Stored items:
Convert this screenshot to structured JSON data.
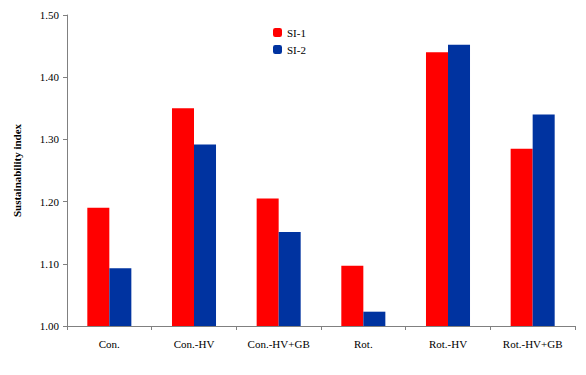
{
  "chart_data": {
    "type": "bar",
    "y_label": "Sustainability index",
    "categories": [
      "Con.",
      "Con.-HV",
      "Con.-HV+GB",
      "Rot.",
      "Rot.-HV",
      "Rot.-HV+GB"
    ],
    "series": [
      {
        "name": "SI-1",
        "color": "#ff0000",
        "values": [
          1.19,
          1.35,
          1.205,
          1.097,
          1.44,
          1.285
        ]
      },
      {
        "name": "SI-2",
        "color": "#0033a0",
        "values": [
          1.093,
          1.292,
          1.151,
          1.023,
          1.452,
          1.34
        ]
      }
    ],
    "ylim": [
      1.0,
      1.5
    ],
    "yticks": [
      {
        "value": 1.0,
        "label": "1.00"
      },
      {
        "value": 1.1,
        "label": "1.10"
      },
      {
        "value": 1.2,
        "label": "1.20"
      },
      {
        "value": 1.3,
        "label": "1.30"
      },
      {
        "value": 1.4,
        "label": "1.40"
      },
      {
        "value": 1.5,
        "label": "1.50"
      }
    ],
    "grid": false,
    "legend": "top"
  }
}
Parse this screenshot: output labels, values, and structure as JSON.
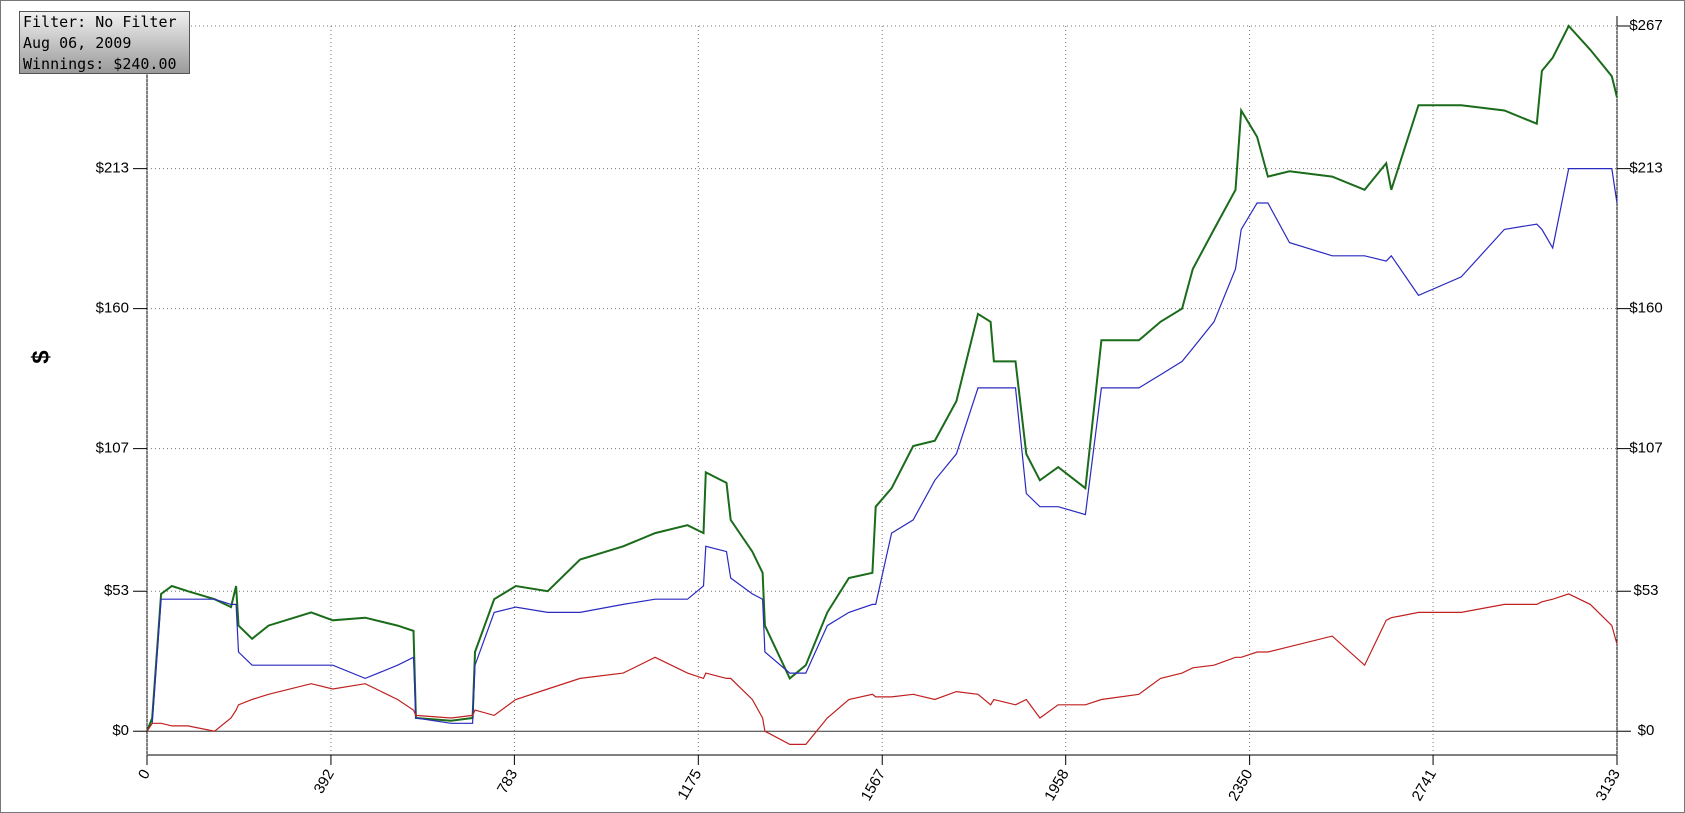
{
  "info": {
    "filter": "Filter: No Filter",
    "date": "Aug 06, 2009",
    "winnings": "Winnings: $240.00"
  },
  "chart_data": {
    "type": "line",
    "ylabel": "$",
    "x": [
      0,
      11,
      30,
      53,
      87,
      144,
      179,
      190,
      195,
      224,
      259,
      350,
      396,
      465,
      534,
      568,
      573,
      648,
      694,
      699,
      740,
      786,
      854,
      923,
      1015,
      1083,
      1152,
      1186,
      1191,
      1235,
      1244,
      1290,
      1312,
      1317,
      1370,
      1404,
      1450,
      1496,
      1546,
      1553,
      1587,
      1633,
      1679,
      1725,
      1771,
      1798,
      1805,
      1851,
      1874,
      1903,
      1942,
      2000,
      2034,
      2114,
      2160,
      2206,
      2229,
      2274,
      2320,
      2332,
      2366,
      2389,
      2435,
      2526,
      2595,
      2641,
      2652,
      2710,
      2801,
      2893,
      2962,
      2973,
      2996,
      3030,
      3076,
      3122,
      3133
    ],
    "series": [
      {
        "color": "#1a6b1a",
        "values": [
          0,
          5,
          52,
          55,
          53,
          50,
          47,
          55,
          40,
          35,
          40,
          45,
          42,
          43,
          40,
          38,
          5,
          4,
          5,
          30,
          50,
          55,
          53,
          65,
          70,
          75,
          78,
          75,
          98,
          94,
          80,
          68,
          60,
          40,
          20,
          25,
          45,
          58,
          60,
          85,
          92,
          108,
          110,
          125,
          158,
          155,
          140,
          140,
          105,
          95,
          100,
          92,
          148,
          148,
          155,
          160,
          175,
          190,
          205,
          235,
          225,
          210,
          212,
          210,
          205,
          215,
          205,
          237,
          237,
          235,
          230,
          250,
          255,
          267,
          258,
          248,
          240
        ]
      },
      {
        "color": "#2a2ac0",
        "values": [
          0,
          3,
          50,
          50,
          50,
          50,
          48,
          48,
          30,
          25,
          25,
          25,
          25,
          20,
          25,
          28,
          5,
          3,
          3,
          25,
          45,
          47,
          45,
          45,
          48,
          50,
          50,
          55,
          70,
          68,
          58,
          52,
          50,
          30,
          22,
          22,
          40,
          45,
          48,
          48,
          75,
          80,
          95,
          105,
          130,
          130,
          130,
          130,
          90,
          85,
          85,
          82,
          130,
          130,
          135,
          140,
          145,
          155,
          175,
          190,
          200,
          200,
          185,
          180,
          180,
          178,
          180,
          165,
          172,
          190,
          192,
          190,
          183,
          213,
          213,
          213,
          200
        ]
      },
      {
        "color": "#c02020",
        "values": [
          0,
          3,
          3,
          2,
          2,
          0,
          5,
          8,
          10,
          12,
          14,
          18,
          16,
          18,
          12,
          8,
          6,
          5,
          6,
          8,
          6,
          12,
          16,
          20,
          22,
          28,
          22,
          20,
          22,
          20,
          20,
          12,
          5,
          0,
          -5,
          -5,
          5,
          12,
          14,
          13,
          13,
          14,
          12,
          15,
          14,
          10,
          12,
          10,
          12,
          5,
          10,
          10,
          12,
          14,
          20,
          22,
          24,
          25,
          28,
          28,
          30,
          30,
          32,
          36,
          25,
          42,
          43,
          45,
          45,
          48,
          48,
          49,
          50,
          52,
          48,
          40,
          33
        ]
      }
    ],
    "xlim": [
      0,
      3133
    ],
    "xticks": [
      0,
      392,
      783,
      1175,
      1567,
      1958,
      2350,
      2741,
      3133
    ],
    "ylim": [
      -9,
      267
    ],
    "yticks": [
      {
        "value": 0,
        "label": "$0"
      },
      {
        "value": 53,
        "label": "$53"
      },
      {
        "value": 107,
        "label": "$107"
      },
      {
        "value": 160,
        "label": "$160"
      },
      {
        "value": 213,
        "label": "$213"
      },
      {
        "value": 267,
        "label": "$267"
      }
    ],
    "grid": true
  }
}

» **Task requirements**
All lines holding the word "screenshot" should be picked out and copied.

» **Solution to this problem**
Convert this screenshot to structured JSON data.
Parse this screenshot: output labels, values, and structure as JSON.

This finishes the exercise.